### Data provided
____
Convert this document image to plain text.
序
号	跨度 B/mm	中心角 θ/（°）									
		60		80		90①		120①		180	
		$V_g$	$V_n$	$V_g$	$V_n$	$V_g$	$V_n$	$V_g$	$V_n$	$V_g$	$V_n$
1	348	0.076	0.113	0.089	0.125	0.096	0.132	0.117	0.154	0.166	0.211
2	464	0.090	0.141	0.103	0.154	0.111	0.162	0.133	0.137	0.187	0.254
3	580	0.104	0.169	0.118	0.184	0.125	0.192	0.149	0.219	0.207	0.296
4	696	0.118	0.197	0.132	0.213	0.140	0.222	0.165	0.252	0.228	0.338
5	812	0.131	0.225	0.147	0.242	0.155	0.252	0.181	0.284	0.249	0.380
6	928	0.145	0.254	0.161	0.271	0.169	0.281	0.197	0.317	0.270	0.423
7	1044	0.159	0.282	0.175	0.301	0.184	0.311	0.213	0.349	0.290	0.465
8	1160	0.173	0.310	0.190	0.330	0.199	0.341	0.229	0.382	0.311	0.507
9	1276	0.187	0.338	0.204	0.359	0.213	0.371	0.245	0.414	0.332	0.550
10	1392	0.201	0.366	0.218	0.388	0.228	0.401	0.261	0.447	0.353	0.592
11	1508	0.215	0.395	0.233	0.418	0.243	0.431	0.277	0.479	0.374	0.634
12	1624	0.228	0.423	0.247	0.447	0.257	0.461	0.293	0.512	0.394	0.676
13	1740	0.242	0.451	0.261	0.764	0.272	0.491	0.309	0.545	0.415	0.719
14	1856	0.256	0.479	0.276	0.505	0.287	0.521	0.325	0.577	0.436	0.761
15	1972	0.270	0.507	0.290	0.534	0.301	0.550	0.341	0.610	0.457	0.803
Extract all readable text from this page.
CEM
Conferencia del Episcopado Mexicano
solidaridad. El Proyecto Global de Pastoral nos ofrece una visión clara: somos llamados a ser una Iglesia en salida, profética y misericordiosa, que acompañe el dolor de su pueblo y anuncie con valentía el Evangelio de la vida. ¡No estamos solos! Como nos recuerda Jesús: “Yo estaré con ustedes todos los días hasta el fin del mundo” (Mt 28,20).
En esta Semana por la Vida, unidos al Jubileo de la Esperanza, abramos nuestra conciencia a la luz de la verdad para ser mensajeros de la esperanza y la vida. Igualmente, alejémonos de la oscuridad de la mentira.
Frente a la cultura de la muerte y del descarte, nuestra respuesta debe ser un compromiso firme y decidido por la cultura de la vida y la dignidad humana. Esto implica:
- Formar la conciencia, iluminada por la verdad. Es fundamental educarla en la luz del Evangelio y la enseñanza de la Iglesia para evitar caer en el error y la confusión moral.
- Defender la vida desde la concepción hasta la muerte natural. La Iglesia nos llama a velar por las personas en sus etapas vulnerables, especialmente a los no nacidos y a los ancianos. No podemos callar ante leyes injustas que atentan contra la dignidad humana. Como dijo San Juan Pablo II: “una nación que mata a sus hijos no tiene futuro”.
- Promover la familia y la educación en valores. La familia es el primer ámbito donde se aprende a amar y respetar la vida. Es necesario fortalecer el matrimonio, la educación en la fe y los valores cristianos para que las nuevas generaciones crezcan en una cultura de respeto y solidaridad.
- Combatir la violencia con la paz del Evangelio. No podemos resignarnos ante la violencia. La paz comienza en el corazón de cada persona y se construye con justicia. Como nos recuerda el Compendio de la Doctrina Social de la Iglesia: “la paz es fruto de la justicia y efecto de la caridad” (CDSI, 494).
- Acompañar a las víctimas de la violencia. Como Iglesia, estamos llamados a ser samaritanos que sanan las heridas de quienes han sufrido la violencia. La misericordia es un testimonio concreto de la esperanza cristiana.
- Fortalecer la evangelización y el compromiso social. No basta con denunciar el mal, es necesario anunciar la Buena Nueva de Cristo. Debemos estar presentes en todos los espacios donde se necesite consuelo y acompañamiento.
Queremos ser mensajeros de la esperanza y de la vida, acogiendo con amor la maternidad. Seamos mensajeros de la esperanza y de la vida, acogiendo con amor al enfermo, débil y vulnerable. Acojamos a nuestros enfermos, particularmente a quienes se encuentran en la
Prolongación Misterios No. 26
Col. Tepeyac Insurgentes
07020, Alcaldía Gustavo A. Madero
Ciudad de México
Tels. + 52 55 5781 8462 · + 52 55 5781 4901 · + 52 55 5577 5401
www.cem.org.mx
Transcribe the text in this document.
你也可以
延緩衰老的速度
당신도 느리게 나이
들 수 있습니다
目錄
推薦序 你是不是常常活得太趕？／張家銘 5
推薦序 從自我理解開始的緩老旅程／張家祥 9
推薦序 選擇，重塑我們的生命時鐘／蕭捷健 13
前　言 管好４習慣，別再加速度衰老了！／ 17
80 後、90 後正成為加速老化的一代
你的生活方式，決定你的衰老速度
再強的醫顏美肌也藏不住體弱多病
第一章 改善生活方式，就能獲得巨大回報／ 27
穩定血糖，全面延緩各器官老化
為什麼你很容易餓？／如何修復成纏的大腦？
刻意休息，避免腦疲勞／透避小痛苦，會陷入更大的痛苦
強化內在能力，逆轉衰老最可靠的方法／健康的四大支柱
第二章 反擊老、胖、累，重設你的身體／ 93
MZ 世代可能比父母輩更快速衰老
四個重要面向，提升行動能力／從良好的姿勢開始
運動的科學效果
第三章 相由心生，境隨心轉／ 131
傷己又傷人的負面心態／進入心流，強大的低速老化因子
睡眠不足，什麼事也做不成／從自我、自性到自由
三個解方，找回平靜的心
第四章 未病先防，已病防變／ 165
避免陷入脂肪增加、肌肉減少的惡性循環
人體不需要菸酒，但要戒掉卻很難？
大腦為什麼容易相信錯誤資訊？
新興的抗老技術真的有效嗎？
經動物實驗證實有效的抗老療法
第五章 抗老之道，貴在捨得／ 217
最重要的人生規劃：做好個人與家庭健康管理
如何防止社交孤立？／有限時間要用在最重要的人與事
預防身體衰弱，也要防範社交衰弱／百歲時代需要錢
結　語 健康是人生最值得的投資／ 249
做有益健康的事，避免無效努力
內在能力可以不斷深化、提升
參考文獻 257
____
### Exercise requirements
Write the listing out again, exactly as shown above.

### Written reply
Convert this document image to plain text.
序
号	跨度 B/mm	中心角 θ/（°）									
		60		80		90①		120①		180	
		$V_g$	$V_n$	$V_g$	$V_n$	$V_g$	$V_n$	$V_g$	$V_n$	$V_g$	$V_n$
1	348	0.076	0.113	0.089	0.125	0.096	0.132	0.117	0.154	0.166	0.211
2	464	0.090	0.141	0.103	0.154	0.111	0.162	0.133	0.137	0.187	0.254
3	580	0.104	0.169	0.118	0.184	0.125	0.192	0.149	0.219	0.207	0.296
4	696	0.118	0.197	0.132	0.213	0.140	0.222	0.165	0.252	0.228	0.338
5	812	0.131	0.225	0.147	0.242	0.155	0.252	0.181	0.284	0.249	0.380
6	928	0.145	0.254	0.161	0.271	0.169	0.281	0.197	0.317	0.270	0.423
7	1044	0.159	0.282	0.175	0.301	0.184	0.311	0.213	0.349	0.290	0.465
8	1160	0.173	0.310	0.190	0.330	0.199	0.341	0.229	0.382	0.311	0.507
9	1276	0.187	0.338	0.204	0.359	0.213	0.371	0.245	0.414	0.332	0.550
10	1392	0.201	0.366	0.218	0.388	0.228	0.401	0.261	0.447	0.353	0.592
11	1508	0.215	0.395	0.233	0.418	0.243	0.431	0.277	0.479	0.374	0.634
12	1624	0.228	0.423	0.247	0.447	0.257	0.461	0.293	0.512	0.394	0.676
13	1740	0.242	0.451	0.261	0.764	0.272	0.491	0.309	0.545	0.415	0.719
14	1856	0.256	0.479	0.276	0.505	0.287	0.521	0.325	0.577	0.436	0.761
15	1972	0.270	0.507	0.290	0.534	0.301	0.550	0.341	0.610	0.457	0.803
Extract all readable text from this page.
CEM
Conferencia del Episcopado Mexicano
solidaridad. El Proyecto Global de Pastoral nos ofrece una visión clara: somos llamados a ser una Iglesia en salida, profética y misericordiosa, que acompañe el dolor de su pueblo y anuncie con valentía el Evangelio de la vida. ¡No estamos solos! Como nos recuerda Jesús: “Yo estaré con ustedes todos los días hasta el fin del mundo” (Mt 28,20).
En esta Semana por la Vida, unidos al Jubileo de la Esperanza, abramos nuestra conciencia a la luz de la verdad para ser mensajeros de la esperanza y la vida. Igualmente, alejémonos de la oscuridad de la mentira.
Frente a la cultura de la muerte y del descarte, nuestra respuesta debe ser un compromiso firme y decidido por la cultura de la vida y la dignidad humana. Esto implica:
- Formar la conciencia, iluminada por la verdad. Es fundamental educarla en la luz del Evangelio y la enseñanza de la Iglesia para evitar caer en el error y la confusión moral.
- Defender la vida desde la concepción hasta la muerte natural. La Iglesia nos llama a velar por las personas en sus etapas vulnerables, especialmente a los no nacidos y a los ancianos. No podemos callar ante leyes injustas que atentan contra la dignidad humana. Como dijo San Juan Pablo II: “una nación que mata a sus hijos no tiene futuro”.
- Promover la familia y la educación en valores. La familia es el primer ámbito donde se aprende a amar y respetar la vida. Es necesario fortalecer el matrimonio, la educación en la fe y los valores cristianos para que las nuevas generaciones crezcan en una cultura de respeto y solidaridad.
- Combatir la violencia con la paz del Evangelio. No podemos resignarnos ante la violencia. La paz comienza en el corazón de cada persona y se construye con justicia. Como nos recuerda el Compendio de la Doctrina Social de la Iglesia: “la paz es fruto de la justicia y efecto de la caridad” (CDSI, 494).
- Acompañar a las víctimas de la violencia. Como Iglesia, estamos llamados a ser samaritanos que sanan las heridas de quienes han sufrido la violencia. La misericordia es un testimonio concreto de la esperanza cristiana.
- Fortalecer la evangelización y el compromiso social. No basta con denunciar el mal, es necesario anunciar la Buena Nueva de Cristo. Debemos estar presentes en todos los espacios donde se necesite consuelo y acompañamiento.
Queremos ser mensajeros de la esperanza y de la vida, acogiendo con amor la maternidad. Seamos mensajeros de la esperanza y de la vida, acogiendo con amor al enfermo, débil y vulnerable. Acojamos a nuestros enfermos, particularmente a quienes se encuentran en la
Prolongación Misterios No. 26
Col. Tepeyac Insurgentes
07020, Alcaldía Gustavo A. Madero
Ciudad de México
Tels. + 52 55 5781 8462 · + 52 55 5781 4901 · + 52 55 5577 5401
www.cem.org.mx
Transcribe the text in this document.
你也可以
延緩衰老的速度
당신도 느리게 나이
들 수 있습니다
目錄
推薦序 你是不是常常活得太趕？／張家銘 5
推薦序 從自我理解開始的緩老旅程／張家祥 9
推薦序 選擇，重塑我們的生命時鐘／蕭捷健 13
前　言 管好４習慣，別再加速度衰老了！／ 17
80 後、90 後正成為加速老化的一代
你的生活方式，決定你的衰老速度
再強的醫顏美肌也藏不住體弱多病
第一章 改善生活方式，就能獲得巨大回報／ 27
穩定血糖，全面延緩各器官老化
為什麼你很容易餓？／如何修復成纏的大腦？
刻意休息，避免腦疲勞／透避小痛苦，會陷入更大的痛苦
強化內在能力，逆轉衰老最可靠的方法／健康的四大支柱
第二章 反擊老、胖、累，重設你的身體／ 93
MZ 世代可能比父母輩更快速衰老
四個重要面向，提升行動能力／從良好的姿勢開始
運動的科學效果
第三章 相由心生，境隨心轉／ 131
傷己又傷人的負面心態／進入心流，強大的低速老化因子
睡眠不足，什麼事也做不成／從自我、自性到自由
三個解方，找回平靜的心
第四章 未病先防，已病防變／ 165
避免陷入脂肪增加、肌肉減少的惡性循環
人體不需要菸酒，但要戒掉卻很難？
大腦為什麼容易相信錯誤資訊？
新興的抗老技術真的有效嗎？
經動物實驗證實有效的抗老療法
第五章 抗老之道，貴在捨得／ 217
最重要的人生規劃：做好個人與家庭健康管理
如何防止社交孤立？／有限時間要用在最重要的人與事
預防身體衰弱，也要防範社交衰弱／百歲時代需要錢
結　語 健康是人生最值得的投資／ 249
做有益健康的事，避免無效努力
內在能力可以不斷深化、提升
參考文獻 257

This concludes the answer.